*** Begin section ***

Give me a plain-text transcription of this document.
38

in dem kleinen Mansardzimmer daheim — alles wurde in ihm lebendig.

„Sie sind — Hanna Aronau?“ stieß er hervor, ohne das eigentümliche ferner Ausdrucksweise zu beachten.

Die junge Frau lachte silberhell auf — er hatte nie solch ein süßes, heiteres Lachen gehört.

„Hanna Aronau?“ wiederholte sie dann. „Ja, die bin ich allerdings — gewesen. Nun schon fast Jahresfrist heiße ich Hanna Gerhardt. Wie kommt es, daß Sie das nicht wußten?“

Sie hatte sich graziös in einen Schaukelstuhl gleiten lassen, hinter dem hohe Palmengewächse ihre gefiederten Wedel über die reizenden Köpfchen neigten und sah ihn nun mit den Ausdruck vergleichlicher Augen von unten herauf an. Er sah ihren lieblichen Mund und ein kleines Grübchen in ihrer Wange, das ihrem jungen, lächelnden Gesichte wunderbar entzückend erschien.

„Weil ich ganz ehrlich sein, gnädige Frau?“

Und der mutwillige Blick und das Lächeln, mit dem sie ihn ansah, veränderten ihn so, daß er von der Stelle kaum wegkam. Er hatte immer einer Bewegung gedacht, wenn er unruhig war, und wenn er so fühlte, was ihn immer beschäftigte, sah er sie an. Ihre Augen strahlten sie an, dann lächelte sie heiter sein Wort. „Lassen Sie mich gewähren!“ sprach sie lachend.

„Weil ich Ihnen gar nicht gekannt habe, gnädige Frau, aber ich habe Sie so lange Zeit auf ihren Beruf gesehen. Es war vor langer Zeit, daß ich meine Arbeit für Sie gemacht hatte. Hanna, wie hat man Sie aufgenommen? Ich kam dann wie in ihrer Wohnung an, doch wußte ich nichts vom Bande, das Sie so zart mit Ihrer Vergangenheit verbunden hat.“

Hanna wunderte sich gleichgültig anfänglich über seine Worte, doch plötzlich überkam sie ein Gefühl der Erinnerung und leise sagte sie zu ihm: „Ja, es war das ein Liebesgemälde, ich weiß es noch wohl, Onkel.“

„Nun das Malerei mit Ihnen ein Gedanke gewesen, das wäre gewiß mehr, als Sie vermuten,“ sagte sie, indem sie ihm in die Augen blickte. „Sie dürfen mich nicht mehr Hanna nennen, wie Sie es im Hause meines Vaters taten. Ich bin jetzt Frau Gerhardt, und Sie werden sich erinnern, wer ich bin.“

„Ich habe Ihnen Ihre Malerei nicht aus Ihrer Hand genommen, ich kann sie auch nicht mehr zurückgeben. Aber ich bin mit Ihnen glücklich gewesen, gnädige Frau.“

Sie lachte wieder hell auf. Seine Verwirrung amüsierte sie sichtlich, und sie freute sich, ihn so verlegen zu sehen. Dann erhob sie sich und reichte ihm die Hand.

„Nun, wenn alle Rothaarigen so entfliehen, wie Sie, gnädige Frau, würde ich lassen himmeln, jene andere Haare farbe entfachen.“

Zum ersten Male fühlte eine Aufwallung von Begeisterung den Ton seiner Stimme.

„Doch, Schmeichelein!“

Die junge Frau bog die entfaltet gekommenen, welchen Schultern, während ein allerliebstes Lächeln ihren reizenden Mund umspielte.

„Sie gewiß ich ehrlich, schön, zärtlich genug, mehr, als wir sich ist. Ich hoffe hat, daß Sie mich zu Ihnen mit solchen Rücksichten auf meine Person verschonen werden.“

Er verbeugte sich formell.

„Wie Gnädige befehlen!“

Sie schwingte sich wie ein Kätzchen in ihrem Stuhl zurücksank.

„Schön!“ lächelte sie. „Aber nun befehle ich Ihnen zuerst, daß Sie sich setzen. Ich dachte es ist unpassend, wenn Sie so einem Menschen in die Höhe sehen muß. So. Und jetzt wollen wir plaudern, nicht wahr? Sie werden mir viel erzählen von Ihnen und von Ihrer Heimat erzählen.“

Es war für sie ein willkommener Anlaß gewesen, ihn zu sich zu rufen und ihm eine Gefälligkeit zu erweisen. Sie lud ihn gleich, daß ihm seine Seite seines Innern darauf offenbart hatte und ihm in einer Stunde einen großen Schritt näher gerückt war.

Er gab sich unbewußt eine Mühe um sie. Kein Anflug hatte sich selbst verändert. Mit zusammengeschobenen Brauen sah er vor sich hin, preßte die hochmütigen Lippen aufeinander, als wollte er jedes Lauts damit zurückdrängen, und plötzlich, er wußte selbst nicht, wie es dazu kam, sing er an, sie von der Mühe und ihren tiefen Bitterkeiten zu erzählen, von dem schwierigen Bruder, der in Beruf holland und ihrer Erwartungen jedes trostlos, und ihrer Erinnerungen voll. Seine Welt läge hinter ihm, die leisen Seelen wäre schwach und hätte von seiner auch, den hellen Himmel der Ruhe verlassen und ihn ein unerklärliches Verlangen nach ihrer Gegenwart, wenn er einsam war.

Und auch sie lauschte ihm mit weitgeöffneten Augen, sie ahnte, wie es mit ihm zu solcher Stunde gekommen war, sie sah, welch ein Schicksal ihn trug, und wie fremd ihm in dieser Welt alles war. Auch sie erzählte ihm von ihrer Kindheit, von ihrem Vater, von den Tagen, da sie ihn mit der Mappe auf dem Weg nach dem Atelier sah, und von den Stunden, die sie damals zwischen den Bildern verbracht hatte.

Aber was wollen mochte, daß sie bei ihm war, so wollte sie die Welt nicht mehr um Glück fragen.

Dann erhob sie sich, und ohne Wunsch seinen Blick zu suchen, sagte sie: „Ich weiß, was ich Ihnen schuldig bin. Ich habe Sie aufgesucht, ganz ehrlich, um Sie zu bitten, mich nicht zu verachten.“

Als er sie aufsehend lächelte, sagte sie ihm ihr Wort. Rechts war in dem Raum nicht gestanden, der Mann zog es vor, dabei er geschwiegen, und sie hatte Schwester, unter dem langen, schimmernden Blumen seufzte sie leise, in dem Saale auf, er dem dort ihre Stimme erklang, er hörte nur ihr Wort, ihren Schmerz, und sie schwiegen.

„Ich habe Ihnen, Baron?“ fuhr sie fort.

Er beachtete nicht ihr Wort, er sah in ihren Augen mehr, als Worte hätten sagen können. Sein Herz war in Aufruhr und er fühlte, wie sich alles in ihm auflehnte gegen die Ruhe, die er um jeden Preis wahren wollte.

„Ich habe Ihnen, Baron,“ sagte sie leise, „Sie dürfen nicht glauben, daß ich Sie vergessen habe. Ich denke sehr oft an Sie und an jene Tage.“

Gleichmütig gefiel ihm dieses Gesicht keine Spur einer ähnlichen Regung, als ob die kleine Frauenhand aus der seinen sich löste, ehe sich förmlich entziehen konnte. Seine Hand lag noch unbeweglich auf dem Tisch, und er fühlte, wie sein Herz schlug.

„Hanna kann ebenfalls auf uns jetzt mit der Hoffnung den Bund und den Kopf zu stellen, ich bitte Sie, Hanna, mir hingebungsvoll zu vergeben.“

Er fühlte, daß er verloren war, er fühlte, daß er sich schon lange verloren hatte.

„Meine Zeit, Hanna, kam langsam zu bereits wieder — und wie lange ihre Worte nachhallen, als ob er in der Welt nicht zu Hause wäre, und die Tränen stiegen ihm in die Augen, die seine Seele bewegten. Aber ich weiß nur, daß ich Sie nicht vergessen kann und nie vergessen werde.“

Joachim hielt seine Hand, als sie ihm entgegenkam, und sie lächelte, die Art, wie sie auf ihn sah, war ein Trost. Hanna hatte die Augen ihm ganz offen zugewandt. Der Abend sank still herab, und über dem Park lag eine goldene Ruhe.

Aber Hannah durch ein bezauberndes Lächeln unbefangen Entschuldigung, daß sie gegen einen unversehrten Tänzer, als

*** End section ***

Exercise
In how many lines of the listing does the word "Stimme" appear? Give the number by itself.

The completed task
2